> **What you will do**:
Check every line of the entries below for the word "的毫秒级达标控制", and copy the ones that have it.

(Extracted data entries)
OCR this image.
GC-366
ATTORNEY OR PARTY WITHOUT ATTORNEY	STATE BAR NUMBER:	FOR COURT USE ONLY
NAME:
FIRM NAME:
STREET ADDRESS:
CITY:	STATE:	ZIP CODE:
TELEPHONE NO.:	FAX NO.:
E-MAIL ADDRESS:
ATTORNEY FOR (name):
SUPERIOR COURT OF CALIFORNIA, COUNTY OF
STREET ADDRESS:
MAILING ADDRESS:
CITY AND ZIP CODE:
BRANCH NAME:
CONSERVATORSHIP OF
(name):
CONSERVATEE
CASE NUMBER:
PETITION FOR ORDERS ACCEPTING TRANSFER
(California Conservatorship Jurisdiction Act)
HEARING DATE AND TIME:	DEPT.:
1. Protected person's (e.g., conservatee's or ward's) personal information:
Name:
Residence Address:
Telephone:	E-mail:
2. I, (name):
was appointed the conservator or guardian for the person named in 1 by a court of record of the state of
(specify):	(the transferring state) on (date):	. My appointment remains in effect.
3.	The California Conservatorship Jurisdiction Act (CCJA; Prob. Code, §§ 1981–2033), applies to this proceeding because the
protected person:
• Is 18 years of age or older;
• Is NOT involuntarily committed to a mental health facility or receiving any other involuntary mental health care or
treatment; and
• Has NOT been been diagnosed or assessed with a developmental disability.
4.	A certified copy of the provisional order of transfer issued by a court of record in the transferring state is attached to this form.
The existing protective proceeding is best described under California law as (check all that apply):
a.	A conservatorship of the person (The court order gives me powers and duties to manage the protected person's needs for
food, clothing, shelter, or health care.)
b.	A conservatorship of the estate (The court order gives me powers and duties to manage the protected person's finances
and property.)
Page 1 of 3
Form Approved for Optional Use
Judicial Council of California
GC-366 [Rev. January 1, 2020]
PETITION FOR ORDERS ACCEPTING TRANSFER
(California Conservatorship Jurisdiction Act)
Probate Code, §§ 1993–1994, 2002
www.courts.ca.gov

* * *

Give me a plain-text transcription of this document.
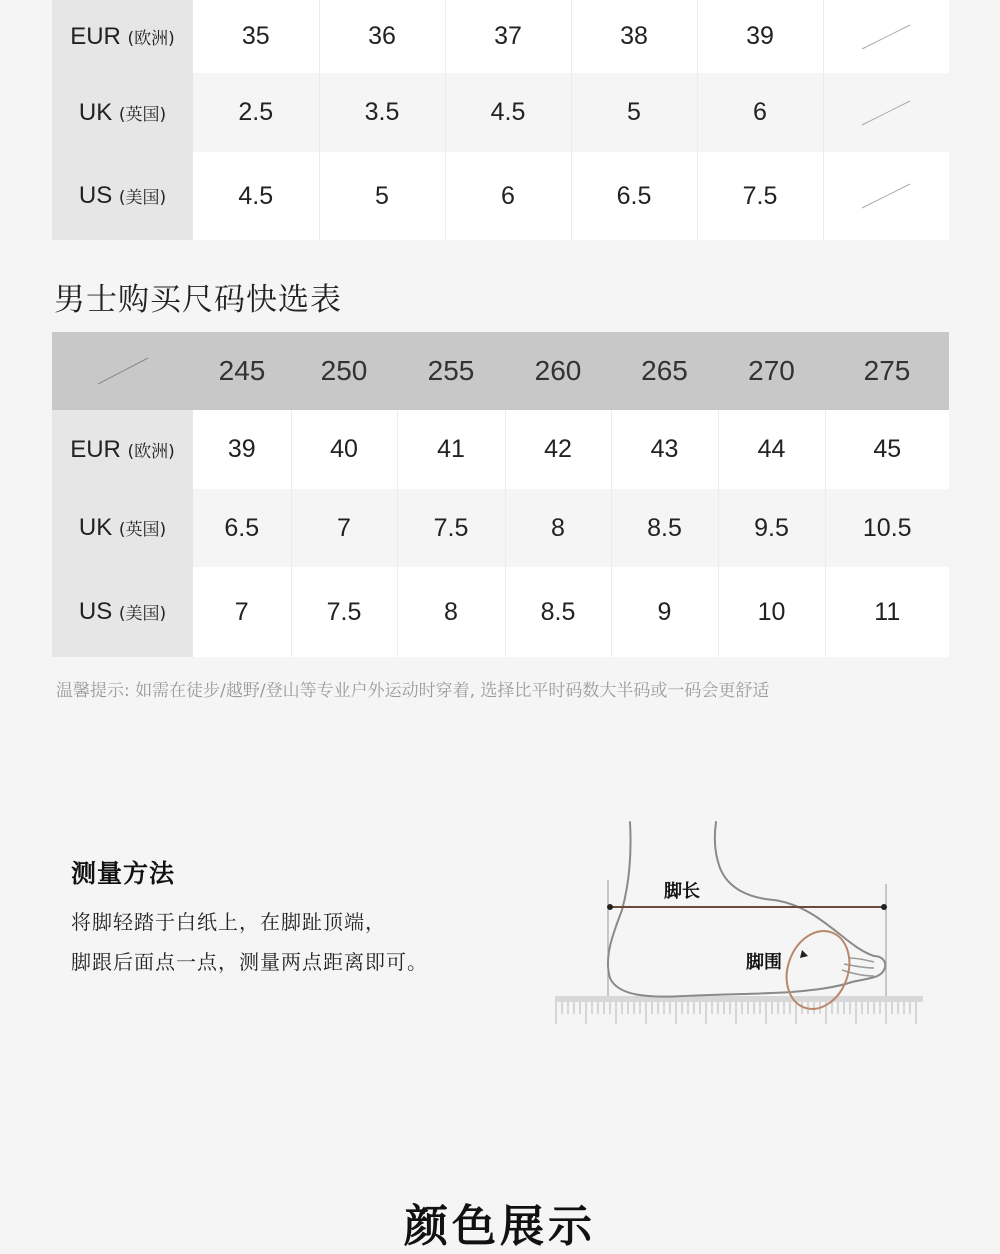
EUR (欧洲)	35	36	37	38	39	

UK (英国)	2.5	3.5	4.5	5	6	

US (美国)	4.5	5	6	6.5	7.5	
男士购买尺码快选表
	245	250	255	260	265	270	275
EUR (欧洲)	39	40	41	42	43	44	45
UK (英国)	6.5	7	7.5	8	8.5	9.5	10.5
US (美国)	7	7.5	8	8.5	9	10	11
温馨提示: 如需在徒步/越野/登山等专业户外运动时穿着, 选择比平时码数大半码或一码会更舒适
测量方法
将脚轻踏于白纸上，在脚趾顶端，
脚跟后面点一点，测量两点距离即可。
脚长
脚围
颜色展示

==

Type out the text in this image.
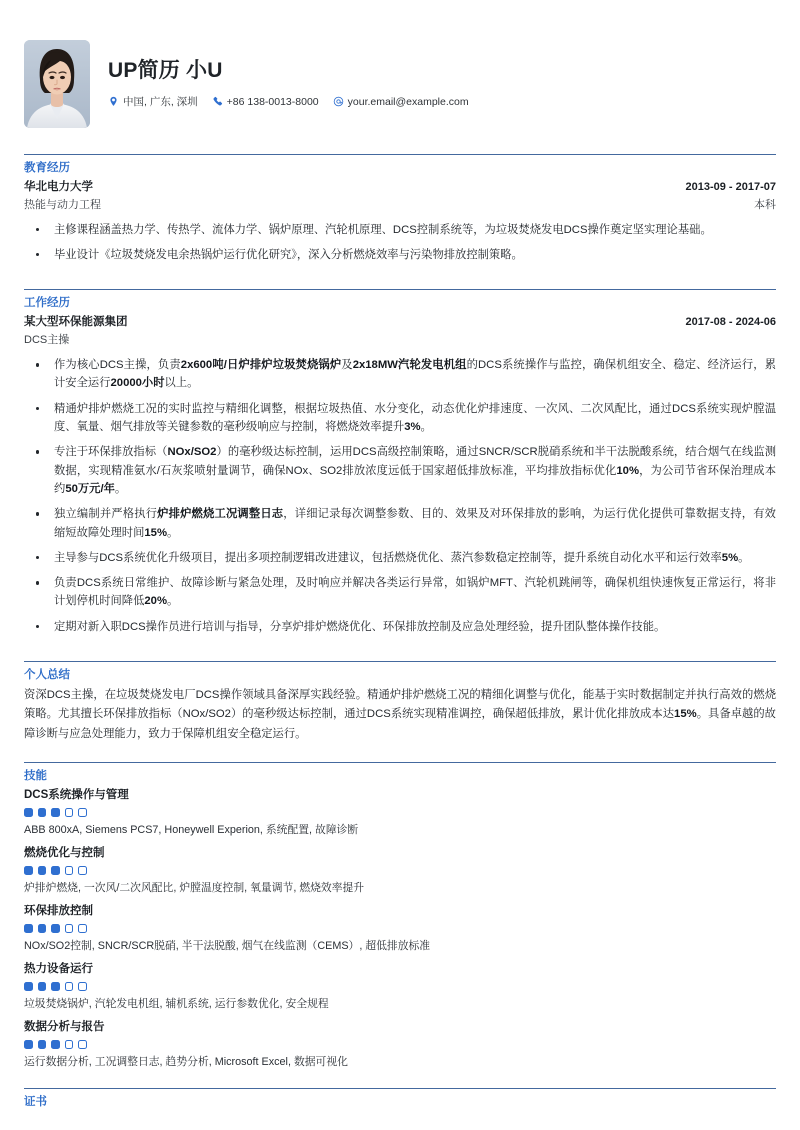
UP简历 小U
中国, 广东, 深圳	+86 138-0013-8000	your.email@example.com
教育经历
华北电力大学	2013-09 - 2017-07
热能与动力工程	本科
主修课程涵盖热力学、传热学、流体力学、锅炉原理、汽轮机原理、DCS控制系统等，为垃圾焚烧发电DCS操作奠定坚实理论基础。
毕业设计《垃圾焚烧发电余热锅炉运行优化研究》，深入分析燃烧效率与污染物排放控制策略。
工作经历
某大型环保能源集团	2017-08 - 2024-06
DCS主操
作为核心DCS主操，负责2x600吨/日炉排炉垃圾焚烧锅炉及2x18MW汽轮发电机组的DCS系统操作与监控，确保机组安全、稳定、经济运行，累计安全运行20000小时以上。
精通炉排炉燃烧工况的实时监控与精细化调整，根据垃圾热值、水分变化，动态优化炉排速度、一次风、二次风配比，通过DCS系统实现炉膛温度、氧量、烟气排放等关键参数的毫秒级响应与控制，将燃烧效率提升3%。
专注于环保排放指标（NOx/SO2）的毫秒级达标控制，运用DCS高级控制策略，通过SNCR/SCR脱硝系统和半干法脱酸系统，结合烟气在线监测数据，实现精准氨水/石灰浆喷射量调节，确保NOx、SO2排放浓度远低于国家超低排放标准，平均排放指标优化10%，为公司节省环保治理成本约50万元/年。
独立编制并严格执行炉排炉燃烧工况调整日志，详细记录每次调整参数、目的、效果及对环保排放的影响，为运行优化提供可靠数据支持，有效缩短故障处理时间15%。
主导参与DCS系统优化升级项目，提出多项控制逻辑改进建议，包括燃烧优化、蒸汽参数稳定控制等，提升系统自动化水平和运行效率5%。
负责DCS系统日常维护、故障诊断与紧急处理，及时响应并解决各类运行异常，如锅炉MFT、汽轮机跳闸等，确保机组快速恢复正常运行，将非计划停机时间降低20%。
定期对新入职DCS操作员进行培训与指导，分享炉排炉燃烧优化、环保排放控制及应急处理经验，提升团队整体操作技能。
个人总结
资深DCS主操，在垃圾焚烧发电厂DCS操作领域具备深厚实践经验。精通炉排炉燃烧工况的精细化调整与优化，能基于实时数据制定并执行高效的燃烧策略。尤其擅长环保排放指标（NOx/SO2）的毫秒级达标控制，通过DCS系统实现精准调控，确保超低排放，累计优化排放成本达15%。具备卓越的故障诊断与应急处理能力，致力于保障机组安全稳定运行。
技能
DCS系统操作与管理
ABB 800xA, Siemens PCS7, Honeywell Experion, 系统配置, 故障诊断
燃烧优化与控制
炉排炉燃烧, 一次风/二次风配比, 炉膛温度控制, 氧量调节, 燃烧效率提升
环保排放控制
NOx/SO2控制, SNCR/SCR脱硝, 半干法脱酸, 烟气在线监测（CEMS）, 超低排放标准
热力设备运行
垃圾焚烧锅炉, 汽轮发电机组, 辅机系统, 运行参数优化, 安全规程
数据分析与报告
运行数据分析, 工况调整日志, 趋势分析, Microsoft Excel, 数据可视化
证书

> **Output of the exercise**:
专注于环保排放指标（NOx/SO2）的毫秒级达标控制，运用DCS高级控制策略，通过SNCR/SCR脱硝系统和半干法脱酸系统，结合烟气在线监测数据，实现精准氨水/石灰浆喷射量调节，确保NOx、SO2排放浓度远低于国家超低排放标准，平均排放指标优化10%，为公司节省环保治理成本约50万元/年。
资深DCS主操，在垃圾焚烧发电厂DCS操作领域具备深厚实践经验。精通炉排炉燃烧工况的精细化调整与优化，能基于实时数据制定并执行高效的燃烧策略。尤其擅长环保排放指标（NOx/SO2）的毫秒级达标控制，通过DCS系统实现精准调控，确保超低排放，累计优化排放成本达15%。具备卓越的故障诊断与应急处理能力，致力于保障机组安全稳定运行。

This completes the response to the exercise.